> [What you are asked to do] Lay out the records below as a numbered list, running from their first line through the line containing "data-point — [252, 107, 259, 114]", with both ends included and blank lines left out.

— START —

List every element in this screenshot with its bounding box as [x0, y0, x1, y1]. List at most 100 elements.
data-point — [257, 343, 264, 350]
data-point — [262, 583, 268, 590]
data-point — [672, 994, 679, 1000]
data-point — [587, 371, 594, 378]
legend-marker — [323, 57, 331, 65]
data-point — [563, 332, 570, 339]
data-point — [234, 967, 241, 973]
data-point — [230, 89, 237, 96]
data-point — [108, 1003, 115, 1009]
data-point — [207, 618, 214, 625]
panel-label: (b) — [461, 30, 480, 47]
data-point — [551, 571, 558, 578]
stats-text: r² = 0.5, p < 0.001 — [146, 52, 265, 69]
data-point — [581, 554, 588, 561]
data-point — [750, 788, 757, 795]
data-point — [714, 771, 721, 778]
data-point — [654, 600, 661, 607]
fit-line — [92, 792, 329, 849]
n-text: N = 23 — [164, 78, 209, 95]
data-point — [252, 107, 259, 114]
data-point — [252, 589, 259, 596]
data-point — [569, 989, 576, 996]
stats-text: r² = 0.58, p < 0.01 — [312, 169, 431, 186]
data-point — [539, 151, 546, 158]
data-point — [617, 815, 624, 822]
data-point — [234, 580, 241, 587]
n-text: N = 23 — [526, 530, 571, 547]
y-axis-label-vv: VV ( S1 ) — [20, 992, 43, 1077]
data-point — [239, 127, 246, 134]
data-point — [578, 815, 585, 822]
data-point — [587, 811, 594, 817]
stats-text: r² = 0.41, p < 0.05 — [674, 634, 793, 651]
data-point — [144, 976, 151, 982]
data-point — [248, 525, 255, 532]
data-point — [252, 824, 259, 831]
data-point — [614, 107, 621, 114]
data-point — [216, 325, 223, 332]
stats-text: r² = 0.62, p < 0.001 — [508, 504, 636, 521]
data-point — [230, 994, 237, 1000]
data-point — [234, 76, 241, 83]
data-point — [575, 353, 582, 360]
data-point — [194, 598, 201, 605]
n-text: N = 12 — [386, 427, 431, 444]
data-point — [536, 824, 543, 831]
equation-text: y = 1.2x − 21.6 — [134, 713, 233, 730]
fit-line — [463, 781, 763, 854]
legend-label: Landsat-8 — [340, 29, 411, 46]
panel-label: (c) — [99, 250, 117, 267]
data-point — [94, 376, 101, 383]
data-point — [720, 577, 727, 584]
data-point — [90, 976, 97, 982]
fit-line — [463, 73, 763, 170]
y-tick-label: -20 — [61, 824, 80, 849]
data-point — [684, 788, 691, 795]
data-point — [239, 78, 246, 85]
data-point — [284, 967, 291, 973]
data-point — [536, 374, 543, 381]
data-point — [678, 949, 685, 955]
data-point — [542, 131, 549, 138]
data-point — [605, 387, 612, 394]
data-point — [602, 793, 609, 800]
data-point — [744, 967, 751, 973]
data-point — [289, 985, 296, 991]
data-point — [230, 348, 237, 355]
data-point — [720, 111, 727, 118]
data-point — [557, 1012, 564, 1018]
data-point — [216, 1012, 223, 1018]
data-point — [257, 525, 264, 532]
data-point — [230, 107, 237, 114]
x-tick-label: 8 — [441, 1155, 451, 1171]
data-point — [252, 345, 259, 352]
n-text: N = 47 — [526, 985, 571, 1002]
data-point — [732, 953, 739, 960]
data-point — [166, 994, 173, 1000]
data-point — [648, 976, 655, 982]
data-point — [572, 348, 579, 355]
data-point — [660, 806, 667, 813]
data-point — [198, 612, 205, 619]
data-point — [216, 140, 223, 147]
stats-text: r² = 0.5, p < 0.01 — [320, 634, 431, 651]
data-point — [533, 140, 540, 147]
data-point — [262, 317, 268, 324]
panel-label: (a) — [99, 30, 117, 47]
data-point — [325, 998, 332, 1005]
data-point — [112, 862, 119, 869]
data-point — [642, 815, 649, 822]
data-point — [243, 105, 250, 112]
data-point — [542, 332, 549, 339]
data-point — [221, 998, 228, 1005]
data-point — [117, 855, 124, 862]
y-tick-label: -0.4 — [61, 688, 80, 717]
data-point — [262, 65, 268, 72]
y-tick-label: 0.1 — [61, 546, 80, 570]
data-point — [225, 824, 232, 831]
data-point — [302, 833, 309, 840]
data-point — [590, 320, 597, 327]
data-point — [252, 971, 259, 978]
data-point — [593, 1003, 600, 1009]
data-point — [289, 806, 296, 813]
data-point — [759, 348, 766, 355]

— END —

> [Exercise response]
1. List every element in this screenshot with its bounding box as [x0, y0, x1, y1]. List at most 100 elements.
2. data-point — [257, 343, 264, 350]
3. data-point — [262, 583, 268, 590]
4. data-point — [672, 994, 679, 1000]
5. data-point — [587, 371, 594, 378]
6. legend-marker — [323, 57, 331, 65]
7. data-point — [563, 332, 570, 339]
8. data-point — [234, 967, 241, 973]
9. data-point — [230, 89, 237, 96]
10. data-point — [108, 1003, 115, 1009]
11. data-point — [207, 618, 214, 625]
12. panel-label: (b) — [461, 30, 480, 47]
13. data-point — [551, 571, 558, 578]
14. stats-text: r² = 0.5, p < 0.001 — [146, 52, 265, 69]
15. data-point — [581, 554, 588, 561]
16. data-point — [750, 788, 757, 795]
17. data-point — [714, 771, 721, 778]
18. data-point — [654, 600, 661, 607]
19. fit-line — [92, 792, 329, 849]
20. n-text: N = 23 — [164, 78, 209, 95]
21. data-point — [252, 107, 259, 114]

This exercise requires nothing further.